- Task directions: Repeat the lines from the start of the records through the line that contains "- tab-root-hints[interactable]: Корневые", keeping both ends.

(Data taken from a collection)

════════════════

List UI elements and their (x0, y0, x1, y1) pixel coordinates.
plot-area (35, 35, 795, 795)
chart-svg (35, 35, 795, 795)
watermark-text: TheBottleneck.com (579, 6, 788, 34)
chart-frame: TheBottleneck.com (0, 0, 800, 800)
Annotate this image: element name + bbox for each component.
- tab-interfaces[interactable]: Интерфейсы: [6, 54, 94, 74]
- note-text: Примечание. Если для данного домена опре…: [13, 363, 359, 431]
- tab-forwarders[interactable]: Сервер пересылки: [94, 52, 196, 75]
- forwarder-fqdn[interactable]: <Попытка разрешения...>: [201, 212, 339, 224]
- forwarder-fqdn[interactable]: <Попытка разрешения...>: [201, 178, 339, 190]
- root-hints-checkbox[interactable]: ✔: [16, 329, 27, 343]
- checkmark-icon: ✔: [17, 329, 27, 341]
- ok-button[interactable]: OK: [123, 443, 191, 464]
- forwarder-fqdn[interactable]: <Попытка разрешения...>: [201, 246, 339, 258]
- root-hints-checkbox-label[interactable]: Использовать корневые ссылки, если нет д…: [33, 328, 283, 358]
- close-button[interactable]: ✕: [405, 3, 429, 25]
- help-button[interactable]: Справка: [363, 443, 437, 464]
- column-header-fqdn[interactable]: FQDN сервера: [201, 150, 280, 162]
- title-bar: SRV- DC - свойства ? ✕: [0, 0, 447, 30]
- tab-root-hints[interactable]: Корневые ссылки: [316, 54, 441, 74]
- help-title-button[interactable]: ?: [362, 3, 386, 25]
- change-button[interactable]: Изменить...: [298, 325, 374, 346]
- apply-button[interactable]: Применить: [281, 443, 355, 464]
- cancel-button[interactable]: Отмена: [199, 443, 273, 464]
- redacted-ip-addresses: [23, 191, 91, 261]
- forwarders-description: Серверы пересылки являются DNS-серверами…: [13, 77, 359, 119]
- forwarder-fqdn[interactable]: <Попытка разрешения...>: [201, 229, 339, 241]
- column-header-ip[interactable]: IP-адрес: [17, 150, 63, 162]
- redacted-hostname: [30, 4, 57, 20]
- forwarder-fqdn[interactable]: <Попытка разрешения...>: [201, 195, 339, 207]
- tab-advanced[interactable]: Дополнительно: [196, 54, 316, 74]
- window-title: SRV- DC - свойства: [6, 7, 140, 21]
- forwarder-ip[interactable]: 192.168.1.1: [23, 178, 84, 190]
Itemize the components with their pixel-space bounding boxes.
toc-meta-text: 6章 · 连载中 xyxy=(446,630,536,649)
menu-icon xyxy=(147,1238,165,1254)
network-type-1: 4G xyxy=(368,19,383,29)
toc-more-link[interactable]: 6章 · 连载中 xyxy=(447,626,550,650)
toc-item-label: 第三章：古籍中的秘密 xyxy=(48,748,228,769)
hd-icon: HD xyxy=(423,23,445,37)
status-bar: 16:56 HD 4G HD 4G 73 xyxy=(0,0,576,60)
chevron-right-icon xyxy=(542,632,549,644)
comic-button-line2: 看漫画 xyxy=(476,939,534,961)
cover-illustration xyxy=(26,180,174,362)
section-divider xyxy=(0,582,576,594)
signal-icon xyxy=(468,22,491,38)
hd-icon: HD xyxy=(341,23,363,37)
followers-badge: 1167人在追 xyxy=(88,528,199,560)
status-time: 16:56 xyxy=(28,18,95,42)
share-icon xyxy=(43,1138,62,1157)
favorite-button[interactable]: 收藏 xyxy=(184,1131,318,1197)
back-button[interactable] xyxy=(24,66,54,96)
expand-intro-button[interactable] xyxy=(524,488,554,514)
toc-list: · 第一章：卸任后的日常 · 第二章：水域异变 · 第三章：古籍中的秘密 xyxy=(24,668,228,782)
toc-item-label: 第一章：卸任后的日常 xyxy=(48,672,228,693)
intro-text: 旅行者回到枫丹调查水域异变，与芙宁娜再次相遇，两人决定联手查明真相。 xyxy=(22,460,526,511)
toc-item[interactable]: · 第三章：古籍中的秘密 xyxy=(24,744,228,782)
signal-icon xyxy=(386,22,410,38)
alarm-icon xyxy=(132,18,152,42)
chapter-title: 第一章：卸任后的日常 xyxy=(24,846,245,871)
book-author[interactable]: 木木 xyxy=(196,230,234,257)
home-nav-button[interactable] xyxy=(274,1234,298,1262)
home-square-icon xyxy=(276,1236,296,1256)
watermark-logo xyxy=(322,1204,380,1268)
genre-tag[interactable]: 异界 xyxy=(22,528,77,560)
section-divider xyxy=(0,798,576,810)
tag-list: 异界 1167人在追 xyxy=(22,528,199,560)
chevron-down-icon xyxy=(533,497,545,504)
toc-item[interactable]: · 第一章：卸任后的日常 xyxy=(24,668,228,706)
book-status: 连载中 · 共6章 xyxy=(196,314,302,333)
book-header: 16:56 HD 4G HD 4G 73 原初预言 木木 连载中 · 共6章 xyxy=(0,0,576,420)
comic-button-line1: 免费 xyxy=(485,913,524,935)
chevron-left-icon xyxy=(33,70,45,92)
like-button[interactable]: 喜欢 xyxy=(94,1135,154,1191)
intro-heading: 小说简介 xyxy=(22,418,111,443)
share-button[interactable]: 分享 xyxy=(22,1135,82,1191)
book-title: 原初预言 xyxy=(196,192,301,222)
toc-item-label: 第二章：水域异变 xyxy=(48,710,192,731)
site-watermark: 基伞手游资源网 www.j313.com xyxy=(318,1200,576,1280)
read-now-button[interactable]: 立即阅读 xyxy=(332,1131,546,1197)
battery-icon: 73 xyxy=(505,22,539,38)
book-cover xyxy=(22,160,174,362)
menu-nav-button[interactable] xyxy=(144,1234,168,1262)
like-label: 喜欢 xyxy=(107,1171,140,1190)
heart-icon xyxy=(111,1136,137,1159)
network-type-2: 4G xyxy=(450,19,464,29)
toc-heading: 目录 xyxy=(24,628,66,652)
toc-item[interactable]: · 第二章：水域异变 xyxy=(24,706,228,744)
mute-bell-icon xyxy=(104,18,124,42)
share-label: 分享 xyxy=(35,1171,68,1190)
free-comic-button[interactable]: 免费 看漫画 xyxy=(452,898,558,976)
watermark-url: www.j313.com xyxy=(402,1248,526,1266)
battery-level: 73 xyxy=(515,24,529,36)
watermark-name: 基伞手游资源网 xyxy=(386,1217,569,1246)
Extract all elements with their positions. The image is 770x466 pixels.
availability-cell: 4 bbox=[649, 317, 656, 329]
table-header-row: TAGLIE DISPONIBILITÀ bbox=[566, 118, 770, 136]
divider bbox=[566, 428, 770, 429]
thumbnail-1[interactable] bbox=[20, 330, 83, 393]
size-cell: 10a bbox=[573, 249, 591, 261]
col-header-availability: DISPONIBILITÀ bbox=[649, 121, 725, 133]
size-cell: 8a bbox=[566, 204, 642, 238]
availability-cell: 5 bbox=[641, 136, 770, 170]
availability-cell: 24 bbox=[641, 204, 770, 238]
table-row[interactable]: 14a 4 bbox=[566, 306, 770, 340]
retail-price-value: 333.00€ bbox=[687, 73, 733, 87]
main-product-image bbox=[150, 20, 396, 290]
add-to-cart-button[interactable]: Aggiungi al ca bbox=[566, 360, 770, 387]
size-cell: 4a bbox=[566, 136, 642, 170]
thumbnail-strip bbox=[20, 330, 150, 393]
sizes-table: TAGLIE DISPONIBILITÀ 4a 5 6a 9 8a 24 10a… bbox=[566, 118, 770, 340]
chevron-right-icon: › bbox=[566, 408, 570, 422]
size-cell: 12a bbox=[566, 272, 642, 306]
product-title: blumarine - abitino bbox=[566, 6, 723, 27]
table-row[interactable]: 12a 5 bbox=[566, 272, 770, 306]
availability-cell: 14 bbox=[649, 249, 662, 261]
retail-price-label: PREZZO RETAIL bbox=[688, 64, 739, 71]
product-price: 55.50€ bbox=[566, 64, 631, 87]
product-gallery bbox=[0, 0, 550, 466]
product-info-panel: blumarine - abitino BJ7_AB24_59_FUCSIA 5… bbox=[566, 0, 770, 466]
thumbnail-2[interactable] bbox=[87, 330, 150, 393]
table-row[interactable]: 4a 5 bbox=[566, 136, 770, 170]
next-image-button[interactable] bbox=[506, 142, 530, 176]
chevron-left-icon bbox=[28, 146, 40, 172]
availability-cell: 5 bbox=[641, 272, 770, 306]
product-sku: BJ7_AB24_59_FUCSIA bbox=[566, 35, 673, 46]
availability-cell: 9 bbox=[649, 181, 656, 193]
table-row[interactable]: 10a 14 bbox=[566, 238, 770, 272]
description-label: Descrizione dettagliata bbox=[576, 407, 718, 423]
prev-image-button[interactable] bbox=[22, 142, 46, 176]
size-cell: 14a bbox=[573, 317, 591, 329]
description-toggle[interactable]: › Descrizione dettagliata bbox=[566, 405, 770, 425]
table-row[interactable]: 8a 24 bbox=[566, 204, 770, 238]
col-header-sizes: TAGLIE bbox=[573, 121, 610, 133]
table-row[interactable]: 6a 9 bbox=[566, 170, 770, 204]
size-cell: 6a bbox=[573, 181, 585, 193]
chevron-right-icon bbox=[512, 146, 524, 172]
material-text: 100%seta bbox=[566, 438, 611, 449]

════════════════

- Solution to this task:
List UI elements and their (x0, y0, x1, y1) pixel coordinates.
plot-area (35, 35, 795, 795)
chart-svg (35, 35, 795, 795)
watermark-text: TheBottleneck.com (579, 6, 788, 34)
chart-frame: TheBottleneck.com (0, 0, 800, 800)
Annotate this image: element name + bbox for each component.
- tab-interfaces[interactable]: Интерфейсы: [6, 54, 94, 74]
- note-text: Примечание. Если для данного домена опре…: [13, 363, 359, 431]
- tab-forwarders[interactable]: Сервер пересылки: [94, 52, 196, 75]
- forwarder-fqdn[interactable]: <Попытка разрешения...>: [201, 212, 339, 224]
- forwarder-fqdn[interactable]: <Попытка разрешения...>: [201, 178, 339, 190]
- root-hints-checkbox[interactable]: ✔: [16, 329, 27, 343]
- checkmark-icon: ✔: [17, 329, 27, 341]
- ok-button[interactable]: OK: [123, 443, 191, 464]
- forwarder-fqdn[interactable]: <Попытка разрешения...>: [201, 246, 339, 258]
- root-hints-checkbox-label[interactable]: Использовать корневые ссылки, если нет д…: [33, 328, 283, 358]
- close-button[interactable]: ✕: [405, 3, 429, 25]
- help-button[interactable]: Справка: [363, 443, 437, 464]
- column-header-fqdn[interactable]: FQDN сервера: [201, 150, 280, 162]
- title-bar: SRV- DC - свойства ? ✕: [0, 0, 447, 30]
- tab-root-hints[interactable]: Корневые ссылки: [316, 54, 441, 74]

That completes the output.